» EXTRACT TO READ:
──────────

Robert Storr, dean of Yale's art school, threatened to ban Shvarts from displaying her project unless she confessed in writing that the project had been a fiction and that no human blood had been used. Shvarts refused, and submitted an alternative project as her senior thesis. Yale ultimately admitted that the university “had been unable to determine with clarity whether Ms. Shvarts had in fact undertaken actions injurious to her health in carrying out her original project.”

== Reception ==
In the month after Untitled [Senior Thesis] went viral, the piece created significant internet and media controversy, with many media outlets not seeing the nuances of the work. Some critics placed the work in feminist and art historical context. Feminist political commentator Amanda Marcotte praised Shvarts because she "managed to demonstrate the logic that drives things like blood libels and witch-hunts, where a group believes the impossible because it confirms their irrational hatred for a person they've turned into the Other." Brown University bioethicist Jacob M. Appel wrote in The Washington Post that "the history of great art is one of controversy and outrage" and that Shvarts was "an imaginative and worthy heir to" Manet and Marcel Duchamp. Kriston Capps objected to censorship of the work in the Guardian, noting similarities between Shvarts's work and “other examples of performance art that are recognized as groundbreaking moments in … art history,” such as Vito Acconci and Chris Burden’s work.

Conservative and anti-abortion websites, as well as pro-choice groups and media, were critical of the project, and condemned the university for allowing the work. Ted Miller, a spokesperson for the abortion-rights group NARAL Pro-Choice America called the project "offensive and insensitive to the women who have suffered the heartbreak of miscarriage", and Wanda Franz, the president of the National Right to Life Committee, called the project "depraved."

──────────

» TASKS TO CARRY OUT:
- A) In the passage on Shvarts's senior thesis project, what word did Wanda Franz use to describe the project?
- B) Resume the passage on Shvarts's senior thesis project, starting after its final sentence.
None of the entries are needed here.

──────────

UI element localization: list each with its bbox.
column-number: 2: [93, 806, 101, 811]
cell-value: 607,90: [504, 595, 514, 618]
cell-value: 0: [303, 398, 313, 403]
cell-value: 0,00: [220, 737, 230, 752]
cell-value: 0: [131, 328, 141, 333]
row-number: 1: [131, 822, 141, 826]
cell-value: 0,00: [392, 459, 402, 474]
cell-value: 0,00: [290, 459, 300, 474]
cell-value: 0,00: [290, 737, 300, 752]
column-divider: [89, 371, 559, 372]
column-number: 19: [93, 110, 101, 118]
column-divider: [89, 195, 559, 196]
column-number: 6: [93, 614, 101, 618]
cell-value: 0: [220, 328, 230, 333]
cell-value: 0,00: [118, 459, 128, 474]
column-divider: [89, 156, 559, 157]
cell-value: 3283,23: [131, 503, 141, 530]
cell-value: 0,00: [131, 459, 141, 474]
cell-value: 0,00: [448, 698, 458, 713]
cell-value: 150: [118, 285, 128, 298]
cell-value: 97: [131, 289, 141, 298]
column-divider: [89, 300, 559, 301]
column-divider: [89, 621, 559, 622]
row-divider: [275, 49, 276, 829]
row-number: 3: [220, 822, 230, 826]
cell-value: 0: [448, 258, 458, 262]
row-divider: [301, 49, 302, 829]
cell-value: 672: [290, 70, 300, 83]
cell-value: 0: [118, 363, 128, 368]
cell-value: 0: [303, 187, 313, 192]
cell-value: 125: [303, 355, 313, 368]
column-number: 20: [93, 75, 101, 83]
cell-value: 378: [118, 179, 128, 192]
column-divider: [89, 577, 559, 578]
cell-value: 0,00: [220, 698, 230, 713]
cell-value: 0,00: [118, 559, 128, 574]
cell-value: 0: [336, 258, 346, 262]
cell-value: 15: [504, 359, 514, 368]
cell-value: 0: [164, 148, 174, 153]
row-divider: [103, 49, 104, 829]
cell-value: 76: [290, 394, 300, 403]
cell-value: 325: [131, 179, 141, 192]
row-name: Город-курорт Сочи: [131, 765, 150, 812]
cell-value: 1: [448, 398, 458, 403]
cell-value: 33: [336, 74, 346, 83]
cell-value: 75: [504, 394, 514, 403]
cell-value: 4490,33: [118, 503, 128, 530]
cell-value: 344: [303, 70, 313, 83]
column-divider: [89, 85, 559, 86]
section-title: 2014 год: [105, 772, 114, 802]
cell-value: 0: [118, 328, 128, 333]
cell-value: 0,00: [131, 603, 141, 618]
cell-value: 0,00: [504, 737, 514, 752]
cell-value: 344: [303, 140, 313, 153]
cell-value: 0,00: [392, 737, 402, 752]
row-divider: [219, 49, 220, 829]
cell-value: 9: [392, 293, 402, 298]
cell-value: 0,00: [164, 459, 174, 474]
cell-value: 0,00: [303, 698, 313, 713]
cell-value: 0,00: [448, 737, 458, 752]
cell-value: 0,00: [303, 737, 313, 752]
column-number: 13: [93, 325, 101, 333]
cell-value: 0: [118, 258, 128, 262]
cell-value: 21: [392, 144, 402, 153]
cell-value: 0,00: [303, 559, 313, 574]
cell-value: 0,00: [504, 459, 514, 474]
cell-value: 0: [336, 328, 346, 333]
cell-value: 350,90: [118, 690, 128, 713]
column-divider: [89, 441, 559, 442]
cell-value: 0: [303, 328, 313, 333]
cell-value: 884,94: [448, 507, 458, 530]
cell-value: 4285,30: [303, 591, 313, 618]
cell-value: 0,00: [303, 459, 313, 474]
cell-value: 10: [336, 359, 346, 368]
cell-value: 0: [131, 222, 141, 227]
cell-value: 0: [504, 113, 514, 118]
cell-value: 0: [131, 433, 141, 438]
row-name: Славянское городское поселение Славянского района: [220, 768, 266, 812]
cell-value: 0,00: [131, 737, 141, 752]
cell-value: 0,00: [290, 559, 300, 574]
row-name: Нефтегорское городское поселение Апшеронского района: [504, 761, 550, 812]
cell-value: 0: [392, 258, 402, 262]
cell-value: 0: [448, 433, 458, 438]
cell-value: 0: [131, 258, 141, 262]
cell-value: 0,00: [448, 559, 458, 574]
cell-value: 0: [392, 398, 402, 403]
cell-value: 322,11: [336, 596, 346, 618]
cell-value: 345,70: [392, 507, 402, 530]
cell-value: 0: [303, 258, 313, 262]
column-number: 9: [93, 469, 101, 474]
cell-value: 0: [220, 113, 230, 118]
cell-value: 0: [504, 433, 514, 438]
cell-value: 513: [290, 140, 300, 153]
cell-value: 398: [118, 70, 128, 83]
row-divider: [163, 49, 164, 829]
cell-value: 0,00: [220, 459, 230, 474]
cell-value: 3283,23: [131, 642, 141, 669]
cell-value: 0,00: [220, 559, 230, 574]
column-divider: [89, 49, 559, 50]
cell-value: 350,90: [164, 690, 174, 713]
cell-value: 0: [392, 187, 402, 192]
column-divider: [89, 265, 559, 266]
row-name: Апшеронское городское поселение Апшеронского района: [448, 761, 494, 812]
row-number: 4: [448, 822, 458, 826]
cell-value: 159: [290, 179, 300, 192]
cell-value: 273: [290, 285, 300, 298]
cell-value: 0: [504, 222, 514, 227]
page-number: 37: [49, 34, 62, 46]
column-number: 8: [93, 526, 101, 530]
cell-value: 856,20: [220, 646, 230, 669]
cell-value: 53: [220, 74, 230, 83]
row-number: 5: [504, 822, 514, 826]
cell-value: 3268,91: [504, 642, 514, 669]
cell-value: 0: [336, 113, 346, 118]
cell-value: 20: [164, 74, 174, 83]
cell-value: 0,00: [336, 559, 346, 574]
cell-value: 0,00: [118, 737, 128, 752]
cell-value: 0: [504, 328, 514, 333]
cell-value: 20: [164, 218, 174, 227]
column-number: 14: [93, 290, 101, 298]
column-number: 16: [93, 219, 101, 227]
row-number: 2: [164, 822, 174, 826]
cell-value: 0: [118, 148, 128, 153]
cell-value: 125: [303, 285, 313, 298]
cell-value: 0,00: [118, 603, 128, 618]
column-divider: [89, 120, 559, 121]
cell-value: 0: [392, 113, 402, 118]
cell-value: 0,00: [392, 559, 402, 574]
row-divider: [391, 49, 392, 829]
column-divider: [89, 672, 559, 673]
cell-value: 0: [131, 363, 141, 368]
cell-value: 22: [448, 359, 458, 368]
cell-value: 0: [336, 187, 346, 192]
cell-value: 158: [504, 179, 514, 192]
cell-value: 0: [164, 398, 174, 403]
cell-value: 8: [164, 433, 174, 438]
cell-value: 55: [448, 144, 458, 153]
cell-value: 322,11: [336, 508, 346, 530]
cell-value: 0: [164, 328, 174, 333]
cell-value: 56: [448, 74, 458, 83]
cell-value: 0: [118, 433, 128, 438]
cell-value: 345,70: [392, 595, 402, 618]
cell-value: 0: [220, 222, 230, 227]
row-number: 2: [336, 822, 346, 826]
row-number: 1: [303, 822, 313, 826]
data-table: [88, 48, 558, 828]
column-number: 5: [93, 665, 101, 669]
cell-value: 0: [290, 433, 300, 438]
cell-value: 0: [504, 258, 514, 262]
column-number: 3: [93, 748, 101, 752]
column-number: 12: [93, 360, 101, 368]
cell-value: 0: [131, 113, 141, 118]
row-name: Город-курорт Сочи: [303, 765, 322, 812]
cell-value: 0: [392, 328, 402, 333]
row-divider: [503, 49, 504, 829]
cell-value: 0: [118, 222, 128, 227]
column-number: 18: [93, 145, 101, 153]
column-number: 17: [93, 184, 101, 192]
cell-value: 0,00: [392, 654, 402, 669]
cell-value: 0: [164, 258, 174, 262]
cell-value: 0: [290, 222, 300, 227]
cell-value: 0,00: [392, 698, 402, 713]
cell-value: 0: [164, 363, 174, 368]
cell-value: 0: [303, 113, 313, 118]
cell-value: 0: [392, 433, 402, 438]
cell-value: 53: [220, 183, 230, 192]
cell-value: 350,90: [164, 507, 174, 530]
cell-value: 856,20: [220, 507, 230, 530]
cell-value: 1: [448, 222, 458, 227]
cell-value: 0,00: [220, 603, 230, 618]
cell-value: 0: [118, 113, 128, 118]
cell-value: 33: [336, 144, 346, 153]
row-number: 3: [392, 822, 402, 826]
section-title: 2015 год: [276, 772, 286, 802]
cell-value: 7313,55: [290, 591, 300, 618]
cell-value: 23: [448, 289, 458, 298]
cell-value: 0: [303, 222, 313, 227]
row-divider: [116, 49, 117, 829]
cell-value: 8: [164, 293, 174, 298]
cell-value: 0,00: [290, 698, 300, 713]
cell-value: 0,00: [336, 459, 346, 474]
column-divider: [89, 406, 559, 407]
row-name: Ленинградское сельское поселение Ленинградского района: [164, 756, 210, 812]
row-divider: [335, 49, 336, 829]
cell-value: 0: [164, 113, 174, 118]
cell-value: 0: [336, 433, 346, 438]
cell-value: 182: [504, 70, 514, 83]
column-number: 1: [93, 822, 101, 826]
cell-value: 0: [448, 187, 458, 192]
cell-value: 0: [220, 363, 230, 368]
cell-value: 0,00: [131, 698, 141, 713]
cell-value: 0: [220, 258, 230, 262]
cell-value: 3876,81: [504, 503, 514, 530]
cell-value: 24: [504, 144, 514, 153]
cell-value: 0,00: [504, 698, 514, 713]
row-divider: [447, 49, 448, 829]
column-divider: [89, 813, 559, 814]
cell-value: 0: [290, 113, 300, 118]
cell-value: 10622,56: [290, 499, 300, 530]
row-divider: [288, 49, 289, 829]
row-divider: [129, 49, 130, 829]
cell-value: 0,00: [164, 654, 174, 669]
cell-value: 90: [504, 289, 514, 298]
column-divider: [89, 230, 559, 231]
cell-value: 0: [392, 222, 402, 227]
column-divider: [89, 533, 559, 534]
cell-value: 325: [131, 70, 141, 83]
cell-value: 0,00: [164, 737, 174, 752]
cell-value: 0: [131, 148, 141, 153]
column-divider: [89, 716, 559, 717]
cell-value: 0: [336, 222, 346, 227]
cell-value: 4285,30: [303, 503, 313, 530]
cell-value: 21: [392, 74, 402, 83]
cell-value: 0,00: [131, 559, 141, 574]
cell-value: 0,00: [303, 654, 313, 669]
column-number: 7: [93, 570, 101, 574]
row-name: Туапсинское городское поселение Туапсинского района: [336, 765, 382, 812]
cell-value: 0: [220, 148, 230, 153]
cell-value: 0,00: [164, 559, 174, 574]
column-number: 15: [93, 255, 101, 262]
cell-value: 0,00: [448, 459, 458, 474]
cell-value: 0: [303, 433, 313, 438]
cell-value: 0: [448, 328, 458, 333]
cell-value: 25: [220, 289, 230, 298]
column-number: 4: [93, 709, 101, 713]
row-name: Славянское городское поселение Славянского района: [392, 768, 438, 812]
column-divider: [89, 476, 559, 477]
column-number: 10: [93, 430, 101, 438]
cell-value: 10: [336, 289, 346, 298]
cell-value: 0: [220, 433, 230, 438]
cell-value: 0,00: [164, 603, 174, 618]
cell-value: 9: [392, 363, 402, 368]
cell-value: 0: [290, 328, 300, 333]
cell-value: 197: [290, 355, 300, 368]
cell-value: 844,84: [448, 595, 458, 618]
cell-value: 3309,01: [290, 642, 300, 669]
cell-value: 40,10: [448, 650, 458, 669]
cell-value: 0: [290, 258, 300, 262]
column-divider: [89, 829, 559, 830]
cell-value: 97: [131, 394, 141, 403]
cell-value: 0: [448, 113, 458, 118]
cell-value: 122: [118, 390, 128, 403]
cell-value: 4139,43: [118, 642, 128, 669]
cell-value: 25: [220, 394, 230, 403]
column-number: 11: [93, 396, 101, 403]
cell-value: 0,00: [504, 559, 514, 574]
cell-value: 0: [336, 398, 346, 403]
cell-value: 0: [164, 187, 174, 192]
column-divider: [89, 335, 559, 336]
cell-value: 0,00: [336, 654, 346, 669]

──────────

» YOUR RESPONSES:
- A) She called it "depraved."

- B)
Since April/May 2008, Untitled [Senior Thesis] has been written about in the context of feminist performance art. Art historian Jennifer Doyle notes that the “project explores the discursive field through which the female body is produced and read as a reproductive body.” Art historian Carrie Lambert Beatty writes that the project's “central point [is] that what we take as biological facts are constructed in language and ideology,” noting the different implications of calling Shvarts's bleeding a “period,” a “miscarriage,” or an “abortion.” The performance has also been written about as an example of the ways in which issues of truth, reality, and fiction are called into question in contemporary mass media. Doyle proposes that “the content of the performance has expanded to include nearly all reaction to it.” Art historian Nikki Cesare Schotzko writes that the “immaterial documentation that accumulated in virtual space” is an essential part of the work. A number of critics have included Untitled [Senior Thesis] in histories of contemporary art about reproductive freedom, including Larayb Abrar, Lisa Gwen Andrews, Sophie Lewis, and Wendy Vogel. Curators Diana Georgiou and Giulia Casalini note that the work is very much in line with "a queerfeminist praxis because it challenges normativity by disavowing the female body of its maternal potential."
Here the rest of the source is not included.